• _EXERCISE SET_:
A. Give every user name in the bug discussion about history.dat, with each spelling as it appears.
B. Extend the bug discussion about the bad history.dat file, starting after its final sentence.

I might have expected an error report on non-ascending transaction numbers; but 
actually I was only concerned that start and end numbers match.  I could add a 
better warning to the code when a transaction number repeats, to tell users they 
might have multiple writers.
Is this really a browser-general bug.  If not, can someone move it to the
correct Product/Component.
changing component to 'history', though it's interaction with MDB of course.
Component: Browser-General → History
these are mine now, I guess.
Assignee: davidmc → bienvenu
I had forgotten about this bug (I filed it so long ago) so I'm glad that 
bienvenue just posted to it and I got the bugzilla announcement.

I just got hit by this again two days ago and forgot what the fix was.  So I had 
to zero in on a bad history.dat file by a process of elimination.  I still have 
that bad history.dat so I'll attach it here in case it gives any more clues over 
the last attachment that I made.

• _LISTED RECORDS_:
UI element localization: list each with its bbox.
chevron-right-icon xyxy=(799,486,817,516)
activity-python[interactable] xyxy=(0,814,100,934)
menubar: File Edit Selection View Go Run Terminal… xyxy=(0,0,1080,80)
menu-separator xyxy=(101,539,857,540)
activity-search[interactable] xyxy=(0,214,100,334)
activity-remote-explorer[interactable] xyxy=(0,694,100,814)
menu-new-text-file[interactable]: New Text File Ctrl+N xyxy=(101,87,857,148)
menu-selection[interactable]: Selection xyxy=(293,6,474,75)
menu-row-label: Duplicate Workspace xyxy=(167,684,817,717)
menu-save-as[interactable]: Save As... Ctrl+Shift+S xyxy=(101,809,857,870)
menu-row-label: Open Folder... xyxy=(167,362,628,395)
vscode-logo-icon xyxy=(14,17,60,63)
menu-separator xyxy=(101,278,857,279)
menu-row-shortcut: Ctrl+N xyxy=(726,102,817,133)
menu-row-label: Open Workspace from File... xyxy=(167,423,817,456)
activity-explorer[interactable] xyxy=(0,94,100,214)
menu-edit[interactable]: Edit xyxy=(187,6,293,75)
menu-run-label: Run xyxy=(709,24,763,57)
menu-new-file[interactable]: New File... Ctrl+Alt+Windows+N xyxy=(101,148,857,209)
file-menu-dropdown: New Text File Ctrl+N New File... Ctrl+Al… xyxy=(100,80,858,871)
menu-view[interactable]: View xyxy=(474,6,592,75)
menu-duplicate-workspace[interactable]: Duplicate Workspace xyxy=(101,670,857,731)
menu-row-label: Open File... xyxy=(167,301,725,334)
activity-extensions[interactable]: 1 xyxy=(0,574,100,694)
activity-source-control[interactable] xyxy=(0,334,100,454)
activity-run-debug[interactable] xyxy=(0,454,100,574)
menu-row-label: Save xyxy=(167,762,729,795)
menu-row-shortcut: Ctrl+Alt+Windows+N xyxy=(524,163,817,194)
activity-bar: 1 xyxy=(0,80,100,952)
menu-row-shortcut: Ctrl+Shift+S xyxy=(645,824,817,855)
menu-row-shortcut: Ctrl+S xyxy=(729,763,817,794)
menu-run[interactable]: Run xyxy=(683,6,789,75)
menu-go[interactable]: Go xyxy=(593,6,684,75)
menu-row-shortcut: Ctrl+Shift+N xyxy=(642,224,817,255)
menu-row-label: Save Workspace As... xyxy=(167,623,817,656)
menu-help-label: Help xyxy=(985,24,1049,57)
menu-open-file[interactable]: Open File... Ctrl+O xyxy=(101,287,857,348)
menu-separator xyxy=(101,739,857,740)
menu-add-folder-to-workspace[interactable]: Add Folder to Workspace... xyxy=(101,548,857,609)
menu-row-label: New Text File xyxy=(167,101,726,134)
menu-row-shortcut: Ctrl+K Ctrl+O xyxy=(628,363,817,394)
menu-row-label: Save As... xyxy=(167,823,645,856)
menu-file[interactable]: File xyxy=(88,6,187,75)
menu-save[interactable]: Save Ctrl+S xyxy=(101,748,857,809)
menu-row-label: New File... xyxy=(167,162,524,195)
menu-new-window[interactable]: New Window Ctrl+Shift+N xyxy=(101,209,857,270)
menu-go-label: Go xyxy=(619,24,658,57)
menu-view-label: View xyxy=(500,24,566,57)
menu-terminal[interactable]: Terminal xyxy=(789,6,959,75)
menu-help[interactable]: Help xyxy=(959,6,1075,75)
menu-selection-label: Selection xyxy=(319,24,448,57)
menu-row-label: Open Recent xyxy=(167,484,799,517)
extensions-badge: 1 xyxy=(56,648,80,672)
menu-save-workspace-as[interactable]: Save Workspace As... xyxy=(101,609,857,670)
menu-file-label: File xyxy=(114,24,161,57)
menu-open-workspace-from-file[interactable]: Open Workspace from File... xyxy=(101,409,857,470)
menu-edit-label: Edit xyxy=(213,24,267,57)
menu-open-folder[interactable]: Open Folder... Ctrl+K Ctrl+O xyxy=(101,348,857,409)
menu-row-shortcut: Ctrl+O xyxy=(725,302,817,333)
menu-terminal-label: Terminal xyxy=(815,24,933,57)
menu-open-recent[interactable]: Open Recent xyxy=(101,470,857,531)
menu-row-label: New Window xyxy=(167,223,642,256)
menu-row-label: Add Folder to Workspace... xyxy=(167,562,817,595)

• _RESPONSES_:
A. davidmc, bienvenu, bienvenue

B.
moving to m20 - probably won't fix for reasons described above.
Target Milestone: --- → M20
accepting
Status: NEW → ASSIGNED
updating qa contact
QA Contact: asa → claudius
nav triage team: WONTFIX
Status: ASSIGNED → RESOLVED
Closed: 24 years ago
Resolution: --- → WONTFIX
mass-verifying WontFix bugs which haven't changed since 2001-12-31.

use the search string "BoletusEdulis" if you want to filter out this msg.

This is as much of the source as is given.